TEXT SECTION:
[discuss] FW: Comcast undertakes 9 year IETF cosponsorship!?
michael gurstein
gurstein at gmail.com
Sun Mar 23 15:16:52 UTC 2014
Stephen,
As I said before I am not sufficiently familiar with the IETF to comment on
its internal processes.
However, the IETF is presented (and most of those involved appear to
enthusiastically welcome its role) as a significant element in, and even
exemplar of multistakeholderism where MSism is the preferred modality for
public policy making in an Internet Governance context.
Issues of conflict of interest, lobbyist registration/transparency,
suborning of processes etc. would thus need to apply with the IETF equally
as elsewhere unless of course traditional concerns for ensuring that the
public interest is foremost in public policy making is seen as no longer
relevant in the midst of MSist "enhanced democracy".
How precisely this could/should be done in the overall context of MSism and
specifically the IETF (or whatever) would seem to me to be a rather basic
element in any useful plan for the implementation of MSism which goes beyond
memes and slogans. This BTW is something whose presentation I have been
waiting on with considerable anticipation for a very long time.
M
-----Original Message-----
From: Stephen Farrell [mailto:stephen.farrell at cs.tcd.ie]
Sent: Sunday, March 23, 2014 7:41 AM
To: michael gurstein; 'S Moonesamy'; discuss at 1net.org
Subject: Re: [discuss] FW: Comcast undertakes 9 year IETF cosponsorship!?
Michael,
>From the IETF perspective you can rest fairly easy thanks to the long
existing level of transparency. Again, go look at the mail archives and see
if you can find any interesting correlations between sponsorships and IETF
decision making. If you do, I'm sure that those would be treated as great
input for how to improve our processes.
And no, I'm not claiming perfection. Anyone with money can pay a consultant
to work on their behalf and that is not always transparent. That has come up
in the IETF in IPR discussions and we've landed where we are in terms of
requiring IPR disclosures to be made in some circumstances. (I don't recall
all the arguments as they apply in consultant cases to be honest but you can
find
'em.) I also don't recall if anyone has suggested extending that kind of
disclosure requirement to more than IPR, but if you or someone wants to
suggest that go right ahead if you're willing to do the work. (And there is
work involved in figuring out a sensible proposal for that kind of thing out
and plenty more work in getting rough consensus for your proposal.)

DIRECTION A:
Pick out every row that contains the word "receiver", with case counting, and copy each one.
The email and the rows have nothing to do with each other.

INFORMATION SUPPLIED:

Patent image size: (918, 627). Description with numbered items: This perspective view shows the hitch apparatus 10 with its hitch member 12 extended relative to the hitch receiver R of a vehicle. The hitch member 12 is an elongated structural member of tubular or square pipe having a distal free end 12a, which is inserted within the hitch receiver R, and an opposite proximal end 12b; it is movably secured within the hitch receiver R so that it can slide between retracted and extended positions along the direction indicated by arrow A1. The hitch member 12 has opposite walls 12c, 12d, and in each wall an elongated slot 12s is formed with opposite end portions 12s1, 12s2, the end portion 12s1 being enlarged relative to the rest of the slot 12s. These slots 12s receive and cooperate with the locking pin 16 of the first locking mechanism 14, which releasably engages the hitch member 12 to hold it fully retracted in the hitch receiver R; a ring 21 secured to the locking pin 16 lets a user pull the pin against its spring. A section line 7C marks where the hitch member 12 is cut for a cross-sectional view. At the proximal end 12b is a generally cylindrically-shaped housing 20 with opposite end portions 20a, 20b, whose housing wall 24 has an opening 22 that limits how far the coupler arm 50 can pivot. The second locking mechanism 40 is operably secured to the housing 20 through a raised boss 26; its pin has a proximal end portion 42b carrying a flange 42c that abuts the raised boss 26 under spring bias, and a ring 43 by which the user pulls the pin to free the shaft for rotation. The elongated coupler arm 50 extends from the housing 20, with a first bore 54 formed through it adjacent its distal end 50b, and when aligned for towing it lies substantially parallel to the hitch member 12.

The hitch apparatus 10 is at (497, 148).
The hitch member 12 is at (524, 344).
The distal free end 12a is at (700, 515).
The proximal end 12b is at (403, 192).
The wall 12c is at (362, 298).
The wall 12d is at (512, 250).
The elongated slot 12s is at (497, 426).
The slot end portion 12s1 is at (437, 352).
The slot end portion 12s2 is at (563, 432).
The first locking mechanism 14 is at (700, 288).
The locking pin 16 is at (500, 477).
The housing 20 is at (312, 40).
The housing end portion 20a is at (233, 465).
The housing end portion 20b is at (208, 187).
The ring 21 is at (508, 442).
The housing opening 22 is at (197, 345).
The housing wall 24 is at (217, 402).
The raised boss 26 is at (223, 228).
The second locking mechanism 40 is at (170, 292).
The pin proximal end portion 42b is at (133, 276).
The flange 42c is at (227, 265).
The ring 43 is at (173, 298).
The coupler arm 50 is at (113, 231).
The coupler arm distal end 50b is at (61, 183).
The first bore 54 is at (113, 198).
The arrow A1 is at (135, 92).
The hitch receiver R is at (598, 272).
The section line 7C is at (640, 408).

DIRECTION B:
Write out everything in the email from "How precisely this" down to "Re: [discuss] FW: Comcast undertakes 9 year IETF cosponsorship!?", swapping "MSism" for "multistakeholderism" each time it appears.

WORKED ANSWER A:
Patent image size: (918, 627). Description with numbered items: This perspective view shows the hitch apparatus 10 with its hitch member 12 extended relative to the hitch receiver R of a vehicle. The hitch member 12 is an elongated structural member of tubular or square pipe having a distal free end 12a, which is inserted within the hitch receiver R, and an opposite proximal end 12b; it is movably secured within the hitch receiver R so that it can slide between retracted and extended positions along the direction indicated by arrow A1. The hitch member 12 has opposite walls 12c, 12d, and in each wall an elongated slot 12s is formed with opposite end portions 12s1, 12s2, the end portion 12s1 being enlarged relative to the rest of the slot 12s. These slots 12s receive and cooperate with the locking pin 16 of the first locking mechanism 14, which releasably engages the hitch member 12 to hold it fully retracted in the hitch receiver R; a ring 21 secured to the locking pin 16 lets a user pull the pin against its spring. A section line 7C marks where the hitch member 12 is cut for a cross-sectional view. At the proximal end 12b is a generally cylindrically-shaped housing 20 with opposite end portions 20a, 20b, whose housing wall 24 has an opening 22 that limits how far the coupler arm 50 can pivot. The second locking mechanism 40 is operably secured to the housing 20 through a raised boss 26; its pin has a proximal end portion 42b carrying a flange 42c that abuts the raised boss 26 under spring bias, and a ring 43 by which the user pulls the pin to free the shaft for rotation. The elongated coupler arm 50 extends from the housing 20, with a first bore 54 formed through it adjacent its distal end 50b, and when aligned for towing it lies substantially parallel to the hitch member 12.
The hitch receiver R is at (598, 272).

WORKED ANSWER B:
How precisely this could/should be done in the overall context of multistakeholderism and
specifically the IETF (or whatever) would seem to me to be a rather basic
element in any useful plan for the implementation of multistakeholderism which goes beyond
memes and slogans. This BTW is something whose presentation I have been
waiting on with considerable anticipation for a very long time.
M
-----Original Message-----
From: Stephen Farrell [mailto:stephen.farrell at cs.tcd.ie]
Sent: Sunday, March 23, 2014 7:41 AM
To: michael gurstein; 'S Moonesamy'; discuss at 1net.org
Subject: Re: [discuss] FW: Comcast undertakes 9 year IETF cosponsorship!?